## Begin Dataset rows
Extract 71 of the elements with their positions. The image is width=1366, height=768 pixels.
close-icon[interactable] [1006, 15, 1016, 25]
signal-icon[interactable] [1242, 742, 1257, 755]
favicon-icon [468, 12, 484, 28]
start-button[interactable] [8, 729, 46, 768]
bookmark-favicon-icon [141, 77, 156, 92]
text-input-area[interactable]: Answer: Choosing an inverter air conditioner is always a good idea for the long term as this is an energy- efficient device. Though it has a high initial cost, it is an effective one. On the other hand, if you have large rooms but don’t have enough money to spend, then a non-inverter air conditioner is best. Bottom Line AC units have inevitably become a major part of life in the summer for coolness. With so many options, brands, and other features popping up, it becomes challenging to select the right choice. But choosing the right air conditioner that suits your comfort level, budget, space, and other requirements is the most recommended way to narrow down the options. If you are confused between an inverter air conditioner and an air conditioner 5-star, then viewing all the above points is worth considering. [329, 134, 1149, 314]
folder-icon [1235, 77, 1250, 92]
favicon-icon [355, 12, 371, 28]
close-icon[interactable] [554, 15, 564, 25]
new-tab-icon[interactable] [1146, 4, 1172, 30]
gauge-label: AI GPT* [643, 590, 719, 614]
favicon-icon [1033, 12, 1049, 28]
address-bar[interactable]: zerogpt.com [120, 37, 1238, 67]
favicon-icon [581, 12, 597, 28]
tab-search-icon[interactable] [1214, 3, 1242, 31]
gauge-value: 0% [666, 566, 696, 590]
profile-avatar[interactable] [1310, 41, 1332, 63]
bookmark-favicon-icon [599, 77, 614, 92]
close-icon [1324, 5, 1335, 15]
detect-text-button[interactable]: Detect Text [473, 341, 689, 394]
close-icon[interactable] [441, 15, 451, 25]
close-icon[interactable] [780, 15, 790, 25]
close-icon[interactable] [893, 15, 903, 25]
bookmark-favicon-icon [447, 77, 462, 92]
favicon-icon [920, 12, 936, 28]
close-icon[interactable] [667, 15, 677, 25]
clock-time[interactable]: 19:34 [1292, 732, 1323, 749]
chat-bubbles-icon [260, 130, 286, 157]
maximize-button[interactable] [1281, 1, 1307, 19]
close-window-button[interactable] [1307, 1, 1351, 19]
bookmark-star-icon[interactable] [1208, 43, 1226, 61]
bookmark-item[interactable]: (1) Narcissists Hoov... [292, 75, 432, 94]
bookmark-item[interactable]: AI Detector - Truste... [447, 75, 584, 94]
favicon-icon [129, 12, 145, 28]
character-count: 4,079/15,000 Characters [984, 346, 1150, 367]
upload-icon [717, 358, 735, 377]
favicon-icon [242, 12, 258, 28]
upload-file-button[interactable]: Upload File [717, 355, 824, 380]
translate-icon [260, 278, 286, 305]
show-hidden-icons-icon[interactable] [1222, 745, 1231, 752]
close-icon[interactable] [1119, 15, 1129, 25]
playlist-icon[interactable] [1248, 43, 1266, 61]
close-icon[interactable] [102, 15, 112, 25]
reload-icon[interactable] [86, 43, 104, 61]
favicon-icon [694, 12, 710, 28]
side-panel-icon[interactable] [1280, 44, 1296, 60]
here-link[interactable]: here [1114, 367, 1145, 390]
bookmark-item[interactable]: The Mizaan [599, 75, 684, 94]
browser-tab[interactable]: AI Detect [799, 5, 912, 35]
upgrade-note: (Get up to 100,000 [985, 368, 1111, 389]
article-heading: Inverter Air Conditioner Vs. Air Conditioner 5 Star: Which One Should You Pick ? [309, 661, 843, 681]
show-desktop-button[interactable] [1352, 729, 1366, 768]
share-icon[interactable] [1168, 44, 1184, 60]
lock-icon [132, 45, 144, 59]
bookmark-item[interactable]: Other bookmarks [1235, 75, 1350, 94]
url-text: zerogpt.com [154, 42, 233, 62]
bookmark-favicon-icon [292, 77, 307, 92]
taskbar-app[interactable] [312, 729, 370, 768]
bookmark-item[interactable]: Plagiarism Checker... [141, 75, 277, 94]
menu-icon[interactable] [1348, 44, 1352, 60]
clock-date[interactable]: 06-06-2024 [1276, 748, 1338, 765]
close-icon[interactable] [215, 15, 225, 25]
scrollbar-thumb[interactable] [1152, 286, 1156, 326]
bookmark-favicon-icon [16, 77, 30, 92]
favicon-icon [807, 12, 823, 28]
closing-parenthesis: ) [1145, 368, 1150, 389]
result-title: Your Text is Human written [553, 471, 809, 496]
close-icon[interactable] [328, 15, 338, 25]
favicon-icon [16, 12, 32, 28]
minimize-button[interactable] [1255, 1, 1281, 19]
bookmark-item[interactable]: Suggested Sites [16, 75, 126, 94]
## End Dataset rows
**Short task**
Reproduce all of the entries, substituting "dismiss-icon" for every occurrence of "close-icon" and keeping everything else identical.

**Full solution**
Extract 71 of the elements with their positions. The image is width=1366, height=768 pixels.
dismiss-icon[interactable] [1006, 15, 1016, 25]
signal-icon[interactable] [1242, 742, 1257, 755]
favicon-icon [468, 12, 484, 28]
start-button[interactable] [8, 729, 46, 768]
bookmark-favicon-icon [141, 77, 156, 92]
text-input-area[interactable]: Answer: Choosing an inverter air conditioner is always a good idea for the long term as this is an energy- efficient device. Though it has a high initial cost, it is an effective one. On the other hand, if you have large rooms but don’t have enough money to spend, then a non-inverter air conditioner is best. Bottom Line AC units have inevitably become a major part of life in the summer for coolness. With so many options, brands, and other features popping up, it becomes challenging to select the right choice. But choosing the right air conditioner that suits your comfort level, budget, space, and other requirements is the most recommended way to narrow down the options. If you are confused between an inverter air conditioner and an air conditioner 5-star, then viewing all the above points is worth considering. [329, 134, 1149, 314]
folder-icon [1235, 77, 1250, 92]
favicon-icon [355, 12, 371, 28]
dismiss-icon[interactable] [554, 15, 564, 25]
new-tab-icon[interactable] [1146, 4, 1172, 30]
gauge-label: AI GPT* [643, 590, 719, 614]
favicon-icon [1033, 12, 1049, 28]
address-bar[interactable]: zerogpt.com [120, 37, 1238, 67]
favicon-icon [581, 12, 597, 28]
tab-search-icon[interactable] [1214, 3, 1242, 31]
gauge-value: 0% [666, 566, 696, 590]
profile-avatar[interactable] [1310, 41, 1332, 63]
bookmark-favicon-icon [599, 77, 614, 92]
dismiss-icon [1324, 5, 1335, 15]
detect-text-button[interactable]: Detect Text [473, 341, 689, 394]
dismiss-icon[interactable] [441, 15, 451, 25]
dismiss-icon[interactable] [780, 15, 790, 25]
dismiss-icon[interactable] [893, 15, 903, 25]
bookmark-favicon-icon [447, 77, 462, 92]
favicon-icon [920, 12, 936, 28]
dismiss-icon[interactable] [667, 15, 677, 25]
clock-time[interactable]: 19:34 [1292, 732, 1323, 749]
chat-bubbles-icon [260, 130, 286, 157]
maximize-button[interactable] [1281, 1, 1307, 19]
close-window-button[interactable] [1307, 1, 1351, 19]
bookmark-star-icon[interactable] [1208, 43, 1226, 61]
bookmark-item[interactable]: (1) Narcissists Hoov... [292, 75, 432, 94]
bookmark-item[interactable]: AI Detector - Truste... [447, 75, 584, 94]
favicon-icon [129, 12, 145, 28]
character-count: 4,079/15,000 Characters [984, 346, 1150, 367]
upload-icon [717, 358, 735, 377]
favicon-icon [242, 12, 258, 28]
upload-file-button[interactable]: Upload File [717, 355, 824, 380]
translate-icon [260, 278, 286, 305]
show-hidden-icons-icon[interactable] [1222, 745, 1231, 752]
dismiss-icon[interactable] [1119, 15, 1129, 25]
playlist-icon[interactable] [1248, 43, 1266, 61]
dismiss-icon[interactable] [102, 15, 112, 25]
reload-icon[interactable] [86, 43, 104, 61]
favicon-icon [694, 12, 710, 28]
side-panel-icon[interactable] [1280, 44, 1296, 60]
here-link[interactable]: here [1114, 367, 1145, 390]
bookmark-item[interactable]: The Mizaan [599, 75, 684, 94]
browser-tab[interactable]: AI Detect [799, 5, 912, 35]
upgrade-note: (Get up to 100,000 [985, 368, 1111, 389]
article-heading: Inverter Air Conditioner Vs. Air Conditioner 5 Star: Which One Should You Pick ? [309, 661, 843, 681]
show-desktop-button[interactable] [1352, 729, 1366, 768]
share-icon[interactable] [1168, 44, 1184, 60]
lock-icon [132, 45, 144, 59]
bookmark-item[interactable]: Other bookmarks [1235, 75, 1350, 94]
url-text: zerogpt.com [154, 42, 233, 62]
bookmark-favicon-icon [292, 77, 307, 92]
taskbar-app[interactable] [312, 729, 370, 768]
bookmark-item[interactable]: Plagiarism Checker... [141, 75, 277, 94]
menu-icon[interactable] [1348, 44, 1352, 60]
clock-date[interactable]: 06-06-2024 [1276, 748, 1338, 765]
dismiss-icon[interactable] [215, 15, 225, 25]
scrollbar-thumb[interactable] [1152, 286, 1156, 326]
bookmark-favicon-icon [16, 77, 30, 92]
favicon-icon [807, 12, 823, 28]
closing-parenthesis: ) [1145, 368, 1150, 389]
result-title: Your Text is Human written [553, 471, 809, 496]
dismiss-icon[interactable] [328, 15, 338, 25]
favicon-icon [16, 12, 32, 28]
minimize-button[interactable] [1255, 1, 1281, 19]
bookmark-item[interactable]: Suggested Sites [16, 75, 126, 94]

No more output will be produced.